■ INFORMATION SHOWN
---------------

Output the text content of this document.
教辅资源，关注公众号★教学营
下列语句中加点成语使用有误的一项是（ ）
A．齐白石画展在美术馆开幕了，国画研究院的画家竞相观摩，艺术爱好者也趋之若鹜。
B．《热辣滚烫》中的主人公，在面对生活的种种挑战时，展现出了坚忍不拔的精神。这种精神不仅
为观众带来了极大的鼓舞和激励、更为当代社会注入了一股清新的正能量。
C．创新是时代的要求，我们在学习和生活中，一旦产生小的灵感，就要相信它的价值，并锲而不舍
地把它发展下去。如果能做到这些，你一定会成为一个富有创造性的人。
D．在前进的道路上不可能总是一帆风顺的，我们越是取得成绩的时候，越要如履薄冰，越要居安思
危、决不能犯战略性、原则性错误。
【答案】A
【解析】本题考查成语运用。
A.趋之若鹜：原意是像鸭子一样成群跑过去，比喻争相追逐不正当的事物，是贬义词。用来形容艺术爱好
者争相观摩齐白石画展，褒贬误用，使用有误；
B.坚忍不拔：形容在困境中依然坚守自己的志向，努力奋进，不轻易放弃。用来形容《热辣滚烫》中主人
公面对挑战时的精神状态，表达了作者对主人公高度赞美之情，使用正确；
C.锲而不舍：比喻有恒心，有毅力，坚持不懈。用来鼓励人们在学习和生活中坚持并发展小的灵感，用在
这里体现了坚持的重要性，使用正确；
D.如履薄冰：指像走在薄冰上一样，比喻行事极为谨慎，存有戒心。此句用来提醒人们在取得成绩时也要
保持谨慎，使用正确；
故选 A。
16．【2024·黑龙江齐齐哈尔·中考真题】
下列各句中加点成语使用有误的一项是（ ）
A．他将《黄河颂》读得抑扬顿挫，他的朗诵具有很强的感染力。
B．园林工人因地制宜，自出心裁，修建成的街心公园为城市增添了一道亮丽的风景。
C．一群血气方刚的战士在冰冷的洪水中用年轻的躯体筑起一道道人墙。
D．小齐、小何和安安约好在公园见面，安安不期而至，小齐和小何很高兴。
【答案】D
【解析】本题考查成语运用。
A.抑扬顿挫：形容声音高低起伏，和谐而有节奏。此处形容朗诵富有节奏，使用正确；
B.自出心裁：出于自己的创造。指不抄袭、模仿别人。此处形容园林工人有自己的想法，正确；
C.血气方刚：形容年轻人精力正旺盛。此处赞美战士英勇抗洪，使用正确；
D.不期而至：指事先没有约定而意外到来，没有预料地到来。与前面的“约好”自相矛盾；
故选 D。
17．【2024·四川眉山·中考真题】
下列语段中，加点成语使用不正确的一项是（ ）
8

---------------

■ GIVEN TASK
Please output the entire listing exactly as it stands.

■ EXERCISE SOLUTION
Output the text content of this document.
教辅资源，关注公众号★教学营
下列语句中加点成语使用有误的一项是（ ）
A．齐白石画展在美术馆开幕了，国画研究院的画家竞相观摩，艺术爱好者也趋之若鹜。
B．《热辣滚烫》中的主人公，在面对生活的种种挑战时，展现出了坚忍不拔的精神。这种精神不仅
为观众带来了极大的鼓舞和激励、更为当代社会注入了一股清新的正能量。
C．创新是时代的要求，我们在学习和生活中，一旦产生小的灵感，就要相信它的价值，并锲而不舍
地把它发展下去。如果能做到这些，你一定会成为一个富有创造性的人。
D．在前进的道路上不可能总是一帆风顺的，我们越是取得成绩的时候，越要如履薄冰，越要居安思
危、决不能犯战略性、原则性错误。
【答案】A
【解析】本题考查成语运用。
A.趋之若鹜：原意是像鸭子一样成群跑过去，比喻争相追逐不正当的事物，是贬义词。用来形容艺术爱好
者争相观摩齐白石画展，褒贬误用，使用有误；
B.坚忍不拔：形容在困境中依然坚守自己的志向，努力奋进，不轻易放弃。用来形容《热辣滚烫》中主人
公面对挑战时的精神状态，表达了作者对主人公高度赞美之情，使用正确；
C.锲而不舍：比喻有恒心，有毅力，坚持不懈。用来鼓励人们在学习和生活中坚持并发展小的灵感，用在
这里体现了坚持的重要性，使用正确；
D.如履薄冰：指像走在薄冰上一样，比喻行事极为谨慎，存有戒心。此句用来提醒人们在取得成绩时也要
保持谨慎，使用正确；
故选 A。
16．【2024·黑龙江齐齐哈尔·中考真题】
下列各句中加点成语使用有误的一项是（ ）
A．他将《黄河颂》读得抑扬顿挫，他的朗诵具有很强的感染力。
B．园林工人因地制宜，自出心裁，修建成的街心公园为城市增添了一道亮丽的风景。
C．一群血气方刚的战士在冰冷的洪水中用年轻的躯体筑起一道道人墙。
D．小齐、小何和安安约好在公园见面，安安不期而至，小齐和小何很高兴。
【答案】D
【解析】本题考查成语运用。
A.抑扬顿挫：形容声音高低起伏，和谐而有节奏。此处形容朗诵富有节奏，使用正确；
B.自出心裁：出于自己的创造。指不抄袭、模仿别人。此处形容园林工人有自己的想法，正确；
C.血气方刚：形容年轻人精力正旺盛。此处赞美战士英勇抗洪，使用正确；
D.不期而至：指事先没有约定而意外到来，没有预料地到来。与前面的“约好”自相矛盾；
故选 D。
17．【2024·四川眉山·中考真题】
下列语段中，加点成语使用不正确的一项是（ ）
8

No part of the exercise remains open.